PROBLEM
Below is a block of records. Copy every line in it that contains the word "content".

Chart and figure data
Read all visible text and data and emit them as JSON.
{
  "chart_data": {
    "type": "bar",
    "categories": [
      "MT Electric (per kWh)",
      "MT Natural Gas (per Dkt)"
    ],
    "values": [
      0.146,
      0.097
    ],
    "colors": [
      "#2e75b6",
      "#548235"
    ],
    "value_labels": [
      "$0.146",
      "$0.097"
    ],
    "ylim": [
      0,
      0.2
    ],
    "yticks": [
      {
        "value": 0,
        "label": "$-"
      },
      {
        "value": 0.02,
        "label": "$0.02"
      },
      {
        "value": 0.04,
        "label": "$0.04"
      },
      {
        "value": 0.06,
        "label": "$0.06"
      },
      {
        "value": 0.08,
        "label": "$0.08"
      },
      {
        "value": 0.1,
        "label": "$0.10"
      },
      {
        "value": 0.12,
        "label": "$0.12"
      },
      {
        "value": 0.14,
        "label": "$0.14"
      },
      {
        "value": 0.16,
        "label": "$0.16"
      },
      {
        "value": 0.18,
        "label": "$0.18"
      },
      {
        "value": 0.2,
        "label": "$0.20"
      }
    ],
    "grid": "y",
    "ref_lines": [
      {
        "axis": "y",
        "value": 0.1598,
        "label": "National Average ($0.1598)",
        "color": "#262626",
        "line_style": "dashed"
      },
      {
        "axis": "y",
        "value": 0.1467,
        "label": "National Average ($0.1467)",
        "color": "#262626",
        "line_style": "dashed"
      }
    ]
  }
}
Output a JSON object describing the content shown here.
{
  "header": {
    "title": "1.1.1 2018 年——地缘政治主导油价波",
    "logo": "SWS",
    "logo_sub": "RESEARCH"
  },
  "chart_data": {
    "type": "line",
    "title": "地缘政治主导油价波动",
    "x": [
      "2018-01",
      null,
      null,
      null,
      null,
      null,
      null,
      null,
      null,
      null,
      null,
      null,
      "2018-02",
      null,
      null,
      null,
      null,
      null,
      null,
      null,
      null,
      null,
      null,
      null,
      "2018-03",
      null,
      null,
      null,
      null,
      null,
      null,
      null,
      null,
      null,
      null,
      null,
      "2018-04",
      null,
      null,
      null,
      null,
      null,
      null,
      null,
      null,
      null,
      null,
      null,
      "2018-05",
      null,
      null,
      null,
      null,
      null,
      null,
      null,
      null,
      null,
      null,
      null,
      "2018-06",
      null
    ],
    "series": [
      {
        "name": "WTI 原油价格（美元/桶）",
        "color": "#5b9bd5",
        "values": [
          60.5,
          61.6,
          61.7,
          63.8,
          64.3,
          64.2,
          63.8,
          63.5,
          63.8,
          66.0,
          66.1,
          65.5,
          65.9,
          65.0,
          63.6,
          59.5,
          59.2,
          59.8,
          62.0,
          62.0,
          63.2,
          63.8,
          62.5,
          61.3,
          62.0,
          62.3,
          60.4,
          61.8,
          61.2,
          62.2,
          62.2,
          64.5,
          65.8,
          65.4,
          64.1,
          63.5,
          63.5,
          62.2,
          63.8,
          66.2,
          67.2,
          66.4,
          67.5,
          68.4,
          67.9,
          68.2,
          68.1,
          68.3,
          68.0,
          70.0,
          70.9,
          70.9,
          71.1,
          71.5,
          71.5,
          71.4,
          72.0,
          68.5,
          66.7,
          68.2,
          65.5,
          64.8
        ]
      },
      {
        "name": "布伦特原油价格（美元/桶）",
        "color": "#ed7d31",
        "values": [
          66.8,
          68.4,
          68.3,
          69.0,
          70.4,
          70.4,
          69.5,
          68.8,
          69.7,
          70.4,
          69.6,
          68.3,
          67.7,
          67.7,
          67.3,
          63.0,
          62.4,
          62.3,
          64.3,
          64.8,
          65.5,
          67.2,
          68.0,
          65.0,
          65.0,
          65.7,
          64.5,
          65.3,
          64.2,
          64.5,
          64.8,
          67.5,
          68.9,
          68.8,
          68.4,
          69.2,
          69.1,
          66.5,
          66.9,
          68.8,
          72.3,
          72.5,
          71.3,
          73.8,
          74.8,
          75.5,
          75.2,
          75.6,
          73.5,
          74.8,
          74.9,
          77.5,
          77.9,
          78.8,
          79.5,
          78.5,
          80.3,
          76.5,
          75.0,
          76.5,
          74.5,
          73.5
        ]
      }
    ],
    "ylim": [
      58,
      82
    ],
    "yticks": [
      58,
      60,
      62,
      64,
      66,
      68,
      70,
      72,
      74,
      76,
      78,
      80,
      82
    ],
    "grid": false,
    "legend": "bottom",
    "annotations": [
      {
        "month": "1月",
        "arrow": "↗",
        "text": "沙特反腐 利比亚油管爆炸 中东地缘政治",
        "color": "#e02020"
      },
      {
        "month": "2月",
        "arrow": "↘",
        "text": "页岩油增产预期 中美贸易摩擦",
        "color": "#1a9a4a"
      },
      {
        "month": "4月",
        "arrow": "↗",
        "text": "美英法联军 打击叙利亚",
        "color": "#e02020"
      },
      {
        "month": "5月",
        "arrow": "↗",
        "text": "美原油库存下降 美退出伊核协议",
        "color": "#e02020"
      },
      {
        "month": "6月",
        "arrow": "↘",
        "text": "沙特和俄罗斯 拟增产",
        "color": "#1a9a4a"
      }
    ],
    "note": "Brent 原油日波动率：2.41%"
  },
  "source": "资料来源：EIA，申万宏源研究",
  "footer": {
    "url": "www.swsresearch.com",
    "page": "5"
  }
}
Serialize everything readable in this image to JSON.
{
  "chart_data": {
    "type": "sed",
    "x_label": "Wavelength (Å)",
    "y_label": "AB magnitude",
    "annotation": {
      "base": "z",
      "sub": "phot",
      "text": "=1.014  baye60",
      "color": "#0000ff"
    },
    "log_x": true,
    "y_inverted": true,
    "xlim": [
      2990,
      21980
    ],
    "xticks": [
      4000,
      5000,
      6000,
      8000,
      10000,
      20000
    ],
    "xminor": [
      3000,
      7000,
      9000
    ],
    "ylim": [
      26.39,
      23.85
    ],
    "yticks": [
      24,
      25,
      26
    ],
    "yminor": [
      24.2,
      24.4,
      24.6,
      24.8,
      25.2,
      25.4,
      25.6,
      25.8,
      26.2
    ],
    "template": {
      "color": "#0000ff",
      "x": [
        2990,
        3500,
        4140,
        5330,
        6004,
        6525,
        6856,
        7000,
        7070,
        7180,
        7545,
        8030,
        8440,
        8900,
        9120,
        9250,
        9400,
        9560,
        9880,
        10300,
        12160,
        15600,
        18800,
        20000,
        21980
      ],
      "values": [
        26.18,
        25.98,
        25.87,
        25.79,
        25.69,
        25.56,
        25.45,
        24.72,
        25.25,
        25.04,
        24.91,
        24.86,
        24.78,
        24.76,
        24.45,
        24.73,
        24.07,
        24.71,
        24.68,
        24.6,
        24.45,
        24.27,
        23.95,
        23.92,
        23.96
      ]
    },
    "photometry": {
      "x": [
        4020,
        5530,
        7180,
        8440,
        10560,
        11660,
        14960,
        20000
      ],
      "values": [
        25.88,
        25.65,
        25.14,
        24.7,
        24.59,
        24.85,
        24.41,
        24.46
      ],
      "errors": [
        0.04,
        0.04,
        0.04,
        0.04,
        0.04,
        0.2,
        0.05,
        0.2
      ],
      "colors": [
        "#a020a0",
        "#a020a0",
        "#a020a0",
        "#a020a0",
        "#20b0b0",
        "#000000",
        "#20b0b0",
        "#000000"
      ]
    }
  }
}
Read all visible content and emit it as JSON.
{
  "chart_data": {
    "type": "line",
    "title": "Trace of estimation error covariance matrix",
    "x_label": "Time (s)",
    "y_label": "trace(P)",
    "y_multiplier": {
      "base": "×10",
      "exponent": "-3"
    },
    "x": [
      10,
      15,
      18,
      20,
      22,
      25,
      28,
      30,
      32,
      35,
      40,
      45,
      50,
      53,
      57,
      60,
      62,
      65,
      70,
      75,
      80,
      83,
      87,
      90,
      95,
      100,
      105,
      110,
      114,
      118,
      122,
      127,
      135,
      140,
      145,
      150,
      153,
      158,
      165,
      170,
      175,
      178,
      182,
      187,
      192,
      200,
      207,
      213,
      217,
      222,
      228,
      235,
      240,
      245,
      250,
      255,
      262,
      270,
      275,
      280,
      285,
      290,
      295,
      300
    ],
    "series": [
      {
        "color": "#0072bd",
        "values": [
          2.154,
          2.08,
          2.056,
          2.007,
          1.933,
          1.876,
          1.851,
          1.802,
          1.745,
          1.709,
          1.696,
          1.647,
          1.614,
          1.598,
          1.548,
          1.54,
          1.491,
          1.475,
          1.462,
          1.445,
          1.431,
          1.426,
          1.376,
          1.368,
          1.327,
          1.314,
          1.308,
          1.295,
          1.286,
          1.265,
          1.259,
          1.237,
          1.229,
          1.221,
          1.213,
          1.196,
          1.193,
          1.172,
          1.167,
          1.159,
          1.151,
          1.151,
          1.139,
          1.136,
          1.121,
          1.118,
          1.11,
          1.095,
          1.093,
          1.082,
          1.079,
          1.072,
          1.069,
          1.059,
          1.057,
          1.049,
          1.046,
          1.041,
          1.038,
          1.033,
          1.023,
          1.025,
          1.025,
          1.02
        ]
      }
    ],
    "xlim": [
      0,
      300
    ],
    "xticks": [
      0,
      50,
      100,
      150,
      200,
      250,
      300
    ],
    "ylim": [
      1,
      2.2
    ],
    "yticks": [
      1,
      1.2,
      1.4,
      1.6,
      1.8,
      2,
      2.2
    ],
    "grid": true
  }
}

WRITTEN REPLY
Output a JSON object describing the content shown here.
Read all visible content and emit it as JSON.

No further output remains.